* **Extract provided**
Happy weekending, friends! What gems have you found and enjoyed this week? We'd love to hear and share!

The College Mirage: Helping your freshman navigate the first year

Last year at about this time of year a student came to see me. She was a new freshman and, a week or two into her shiny, sparkly college life she was feeling neither shiny or sparkly. While she was loving college in general, in some ways things weren't working out the way she had expected--her roommate wasn't her soul sister, there weren't endless dates, her class load required a lot more work than she had needed to do in high school, and she was still figuring out how to find her way in this new place. In some ways, the shiny sparkly college life felt like a mirage--one that had been the promised land all through high school and one that all of her friends on social media seemed to inhabit.

 photo via

photo via

I've been thinking a lot about college transition and freshman loneliness ever since--as a professor who studies & teaches human development, as an advisor to freshmen students, and as a mom to three college-age students.

* **What is required**
Answer these questions about the excerpt on the college freshman year above:
(a) Compared with high school, what did the student's class load require?
(b) Where did all of her friends seem to be living the shiny, sparkly college life?
(c) How many college-age students is the writer a mom to?

* **Record excerpts**
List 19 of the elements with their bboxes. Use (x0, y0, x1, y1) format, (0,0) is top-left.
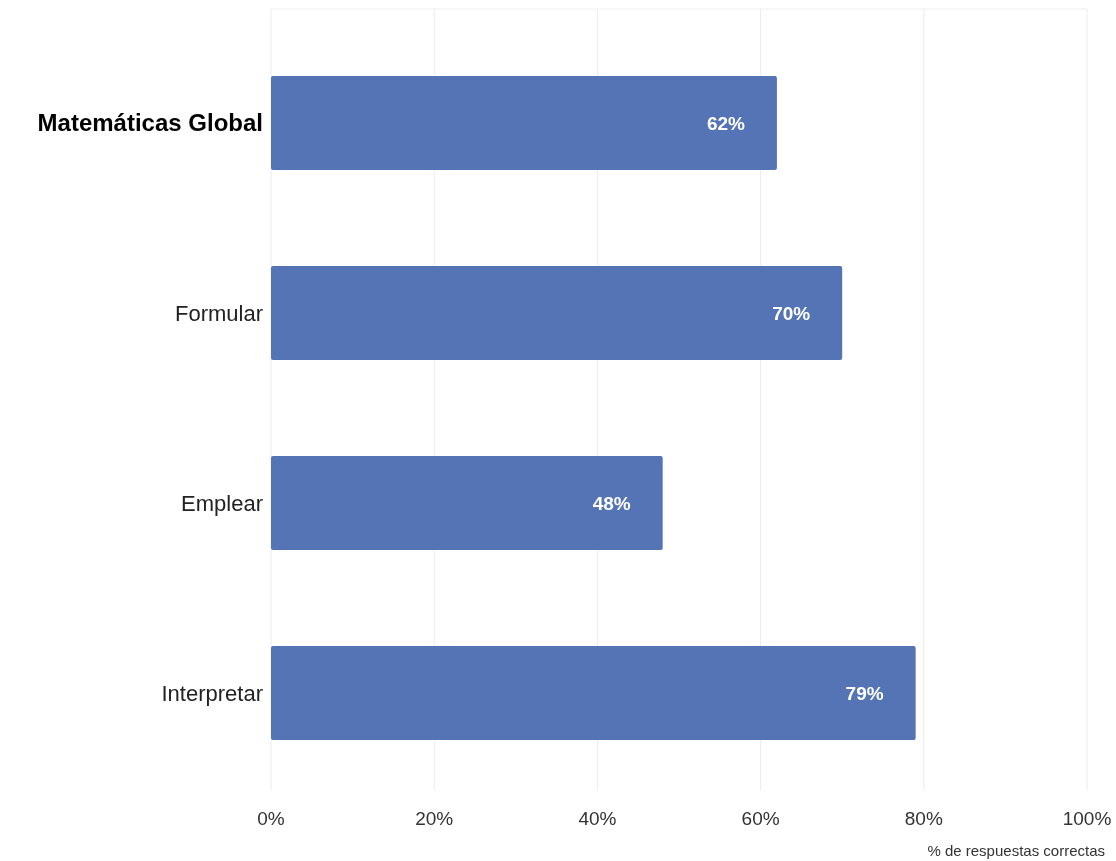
--
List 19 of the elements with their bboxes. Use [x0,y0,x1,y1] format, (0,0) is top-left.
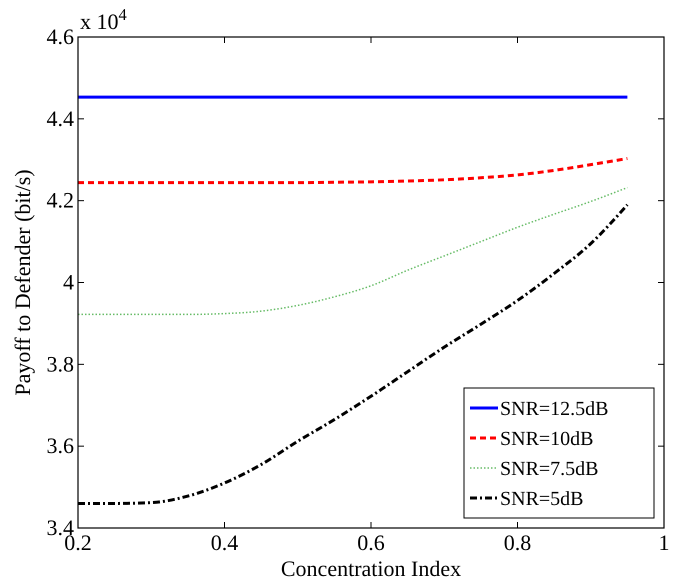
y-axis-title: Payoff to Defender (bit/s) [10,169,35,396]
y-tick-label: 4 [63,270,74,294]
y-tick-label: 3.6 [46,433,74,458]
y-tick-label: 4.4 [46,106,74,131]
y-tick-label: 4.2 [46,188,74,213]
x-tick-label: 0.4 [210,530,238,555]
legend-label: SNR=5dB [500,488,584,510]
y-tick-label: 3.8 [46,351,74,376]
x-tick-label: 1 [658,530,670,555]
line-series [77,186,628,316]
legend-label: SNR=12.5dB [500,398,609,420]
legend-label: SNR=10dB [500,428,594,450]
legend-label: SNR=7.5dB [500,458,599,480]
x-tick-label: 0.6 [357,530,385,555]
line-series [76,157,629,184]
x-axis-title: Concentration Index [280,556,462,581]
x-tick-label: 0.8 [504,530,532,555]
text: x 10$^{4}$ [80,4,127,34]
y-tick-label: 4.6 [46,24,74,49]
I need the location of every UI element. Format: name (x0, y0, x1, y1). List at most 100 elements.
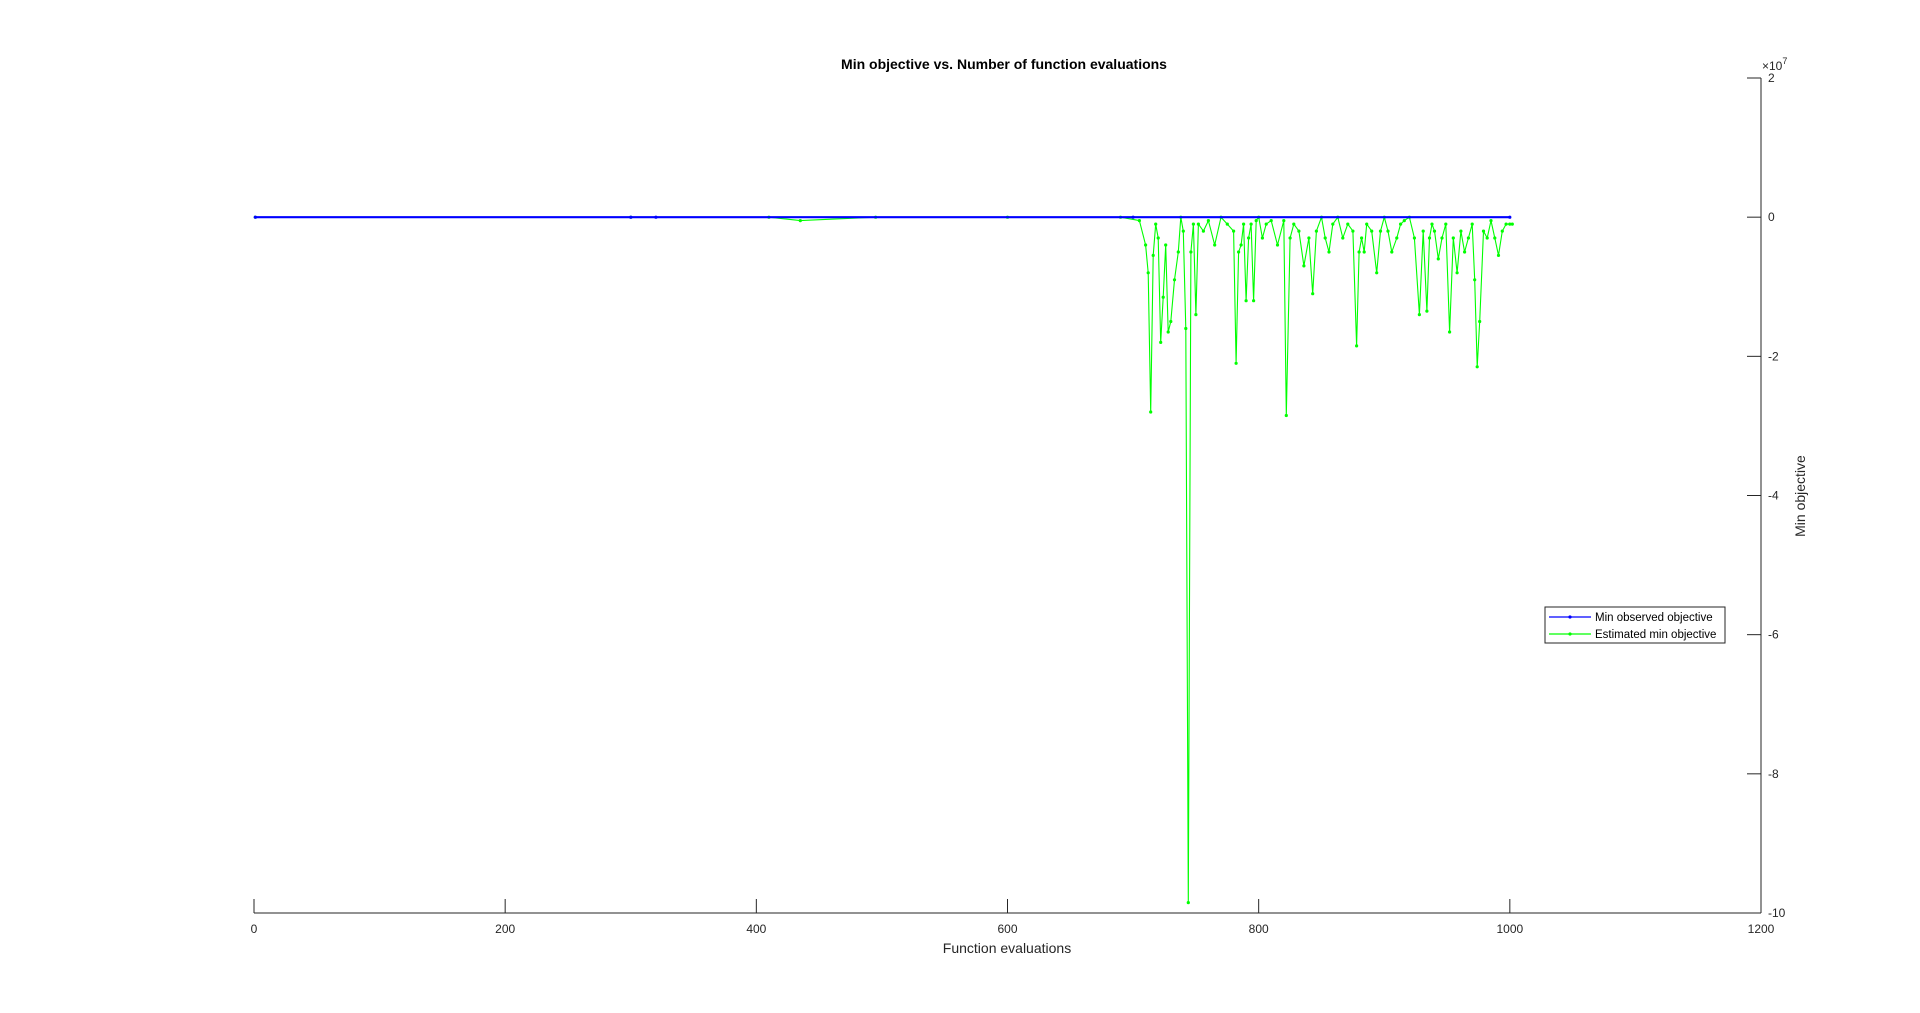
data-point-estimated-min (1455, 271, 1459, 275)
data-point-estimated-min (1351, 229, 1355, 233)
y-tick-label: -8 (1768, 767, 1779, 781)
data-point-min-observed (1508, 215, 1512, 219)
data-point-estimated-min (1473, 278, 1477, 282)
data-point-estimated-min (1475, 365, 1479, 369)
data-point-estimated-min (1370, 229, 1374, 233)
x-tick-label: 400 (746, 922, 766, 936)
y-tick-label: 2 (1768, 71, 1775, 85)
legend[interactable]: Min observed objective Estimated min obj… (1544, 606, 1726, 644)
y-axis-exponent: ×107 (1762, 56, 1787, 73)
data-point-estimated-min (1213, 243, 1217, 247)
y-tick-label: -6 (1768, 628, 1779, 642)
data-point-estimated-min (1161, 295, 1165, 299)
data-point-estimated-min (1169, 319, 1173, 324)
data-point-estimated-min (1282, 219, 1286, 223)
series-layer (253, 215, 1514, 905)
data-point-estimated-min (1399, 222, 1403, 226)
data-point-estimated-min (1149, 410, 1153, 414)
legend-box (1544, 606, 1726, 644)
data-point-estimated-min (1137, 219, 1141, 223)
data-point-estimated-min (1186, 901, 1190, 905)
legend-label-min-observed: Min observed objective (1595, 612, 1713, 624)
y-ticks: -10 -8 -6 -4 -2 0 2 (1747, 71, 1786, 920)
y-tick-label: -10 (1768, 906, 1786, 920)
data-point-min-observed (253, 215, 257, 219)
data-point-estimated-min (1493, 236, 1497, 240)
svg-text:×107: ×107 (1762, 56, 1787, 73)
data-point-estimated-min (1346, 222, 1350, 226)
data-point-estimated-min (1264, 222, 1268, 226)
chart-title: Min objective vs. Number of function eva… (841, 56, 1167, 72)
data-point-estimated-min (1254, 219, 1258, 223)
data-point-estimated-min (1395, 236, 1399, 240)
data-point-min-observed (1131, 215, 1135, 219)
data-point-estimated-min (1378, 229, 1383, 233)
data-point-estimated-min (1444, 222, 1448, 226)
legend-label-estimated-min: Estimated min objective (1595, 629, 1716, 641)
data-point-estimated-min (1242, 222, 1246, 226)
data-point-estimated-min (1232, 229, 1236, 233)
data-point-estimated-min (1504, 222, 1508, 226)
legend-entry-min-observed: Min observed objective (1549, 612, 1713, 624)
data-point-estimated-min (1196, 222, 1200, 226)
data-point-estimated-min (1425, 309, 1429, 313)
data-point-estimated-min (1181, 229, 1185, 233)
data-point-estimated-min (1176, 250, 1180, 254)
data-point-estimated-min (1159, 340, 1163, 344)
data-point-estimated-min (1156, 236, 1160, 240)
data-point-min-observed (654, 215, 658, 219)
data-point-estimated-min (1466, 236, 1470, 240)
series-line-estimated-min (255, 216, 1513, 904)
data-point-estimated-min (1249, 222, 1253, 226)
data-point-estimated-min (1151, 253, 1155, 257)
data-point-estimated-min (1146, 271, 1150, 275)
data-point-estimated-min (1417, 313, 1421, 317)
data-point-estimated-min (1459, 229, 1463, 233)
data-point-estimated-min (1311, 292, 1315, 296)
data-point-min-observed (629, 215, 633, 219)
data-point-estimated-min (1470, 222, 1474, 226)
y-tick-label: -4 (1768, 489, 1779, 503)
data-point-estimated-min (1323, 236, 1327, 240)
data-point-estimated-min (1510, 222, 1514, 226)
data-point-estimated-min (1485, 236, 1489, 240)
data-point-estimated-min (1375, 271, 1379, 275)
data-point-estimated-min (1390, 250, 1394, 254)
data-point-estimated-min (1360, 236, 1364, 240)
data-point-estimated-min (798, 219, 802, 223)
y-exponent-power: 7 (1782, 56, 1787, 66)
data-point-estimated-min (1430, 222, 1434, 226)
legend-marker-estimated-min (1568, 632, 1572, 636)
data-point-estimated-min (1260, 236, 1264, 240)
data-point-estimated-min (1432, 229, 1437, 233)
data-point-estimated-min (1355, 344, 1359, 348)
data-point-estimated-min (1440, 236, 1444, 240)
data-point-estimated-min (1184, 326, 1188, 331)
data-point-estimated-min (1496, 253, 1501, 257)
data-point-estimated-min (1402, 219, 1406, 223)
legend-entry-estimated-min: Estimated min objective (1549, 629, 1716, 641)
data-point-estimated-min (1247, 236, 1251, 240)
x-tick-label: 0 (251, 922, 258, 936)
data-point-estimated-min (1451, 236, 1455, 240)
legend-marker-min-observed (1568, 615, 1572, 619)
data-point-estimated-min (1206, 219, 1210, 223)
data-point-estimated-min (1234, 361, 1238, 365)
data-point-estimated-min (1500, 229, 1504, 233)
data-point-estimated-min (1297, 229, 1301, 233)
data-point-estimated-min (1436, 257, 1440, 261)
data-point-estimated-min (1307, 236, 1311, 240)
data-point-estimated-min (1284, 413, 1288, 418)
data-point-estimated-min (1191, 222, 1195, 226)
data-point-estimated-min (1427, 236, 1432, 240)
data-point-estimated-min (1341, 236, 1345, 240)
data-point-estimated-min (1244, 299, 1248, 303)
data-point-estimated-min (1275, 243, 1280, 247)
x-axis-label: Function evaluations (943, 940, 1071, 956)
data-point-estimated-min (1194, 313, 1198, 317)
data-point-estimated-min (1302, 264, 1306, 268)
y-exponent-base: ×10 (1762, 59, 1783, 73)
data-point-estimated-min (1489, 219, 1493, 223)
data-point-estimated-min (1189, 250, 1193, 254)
--
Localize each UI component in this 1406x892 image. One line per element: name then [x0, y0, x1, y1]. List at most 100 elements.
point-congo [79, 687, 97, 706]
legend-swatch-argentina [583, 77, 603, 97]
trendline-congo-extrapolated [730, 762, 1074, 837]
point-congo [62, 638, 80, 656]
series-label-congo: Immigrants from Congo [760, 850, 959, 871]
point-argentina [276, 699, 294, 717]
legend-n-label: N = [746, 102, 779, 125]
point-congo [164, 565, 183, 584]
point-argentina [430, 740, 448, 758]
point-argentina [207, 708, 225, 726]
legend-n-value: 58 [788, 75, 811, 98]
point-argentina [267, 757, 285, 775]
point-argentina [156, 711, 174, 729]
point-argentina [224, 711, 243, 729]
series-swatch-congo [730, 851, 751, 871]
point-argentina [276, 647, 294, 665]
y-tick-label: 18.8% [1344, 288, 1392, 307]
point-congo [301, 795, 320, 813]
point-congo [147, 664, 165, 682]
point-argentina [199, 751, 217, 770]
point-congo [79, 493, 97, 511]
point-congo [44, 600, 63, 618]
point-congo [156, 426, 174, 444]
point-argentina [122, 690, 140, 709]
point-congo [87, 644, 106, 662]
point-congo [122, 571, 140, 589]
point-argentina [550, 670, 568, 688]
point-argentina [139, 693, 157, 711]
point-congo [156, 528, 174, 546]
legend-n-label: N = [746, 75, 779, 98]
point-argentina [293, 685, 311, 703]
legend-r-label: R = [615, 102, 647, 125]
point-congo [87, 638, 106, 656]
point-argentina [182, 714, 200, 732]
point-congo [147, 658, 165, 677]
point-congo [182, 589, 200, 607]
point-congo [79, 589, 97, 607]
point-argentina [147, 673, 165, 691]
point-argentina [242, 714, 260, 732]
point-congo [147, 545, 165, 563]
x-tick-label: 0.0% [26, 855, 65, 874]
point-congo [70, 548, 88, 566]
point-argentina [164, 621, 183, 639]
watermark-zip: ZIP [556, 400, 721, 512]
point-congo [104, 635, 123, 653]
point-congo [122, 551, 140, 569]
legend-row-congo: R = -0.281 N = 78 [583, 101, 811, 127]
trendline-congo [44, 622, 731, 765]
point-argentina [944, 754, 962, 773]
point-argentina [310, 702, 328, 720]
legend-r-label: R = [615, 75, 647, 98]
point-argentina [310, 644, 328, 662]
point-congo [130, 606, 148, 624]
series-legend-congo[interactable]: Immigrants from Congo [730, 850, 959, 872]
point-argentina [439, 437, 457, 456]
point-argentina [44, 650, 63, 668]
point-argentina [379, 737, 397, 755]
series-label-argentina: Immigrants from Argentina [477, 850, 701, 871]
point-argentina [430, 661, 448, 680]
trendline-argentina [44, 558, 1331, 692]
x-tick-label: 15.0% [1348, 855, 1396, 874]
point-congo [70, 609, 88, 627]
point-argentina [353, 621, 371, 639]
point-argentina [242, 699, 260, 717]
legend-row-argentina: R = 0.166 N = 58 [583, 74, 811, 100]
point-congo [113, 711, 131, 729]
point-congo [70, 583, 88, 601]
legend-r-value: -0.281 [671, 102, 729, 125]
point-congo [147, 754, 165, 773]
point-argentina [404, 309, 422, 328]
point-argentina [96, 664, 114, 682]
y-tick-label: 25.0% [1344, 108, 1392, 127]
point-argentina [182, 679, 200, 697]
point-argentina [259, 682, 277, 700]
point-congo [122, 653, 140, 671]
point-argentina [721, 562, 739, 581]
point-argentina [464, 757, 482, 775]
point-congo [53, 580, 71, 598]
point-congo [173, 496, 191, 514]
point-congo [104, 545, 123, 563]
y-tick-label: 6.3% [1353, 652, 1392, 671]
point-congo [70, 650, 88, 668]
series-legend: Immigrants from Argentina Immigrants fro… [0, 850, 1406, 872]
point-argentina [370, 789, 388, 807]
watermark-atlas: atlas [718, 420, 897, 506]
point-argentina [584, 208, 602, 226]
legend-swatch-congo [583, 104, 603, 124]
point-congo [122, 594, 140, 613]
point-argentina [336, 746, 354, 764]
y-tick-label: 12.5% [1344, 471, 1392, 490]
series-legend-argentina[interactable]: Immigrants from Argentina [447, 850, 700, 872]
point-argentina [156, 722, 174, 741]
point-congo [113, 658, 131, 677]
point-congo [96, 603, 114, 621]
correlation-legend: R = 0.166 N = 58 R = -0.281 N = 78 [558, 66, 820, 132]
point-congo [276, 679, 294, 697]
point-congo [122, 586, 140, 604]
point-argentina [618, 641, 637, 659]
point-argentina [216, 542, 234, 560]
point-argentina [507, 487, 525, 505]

* **Response**
(a) A lot more work than she had needed to do in high school.
(b) On social media.
(c) Three.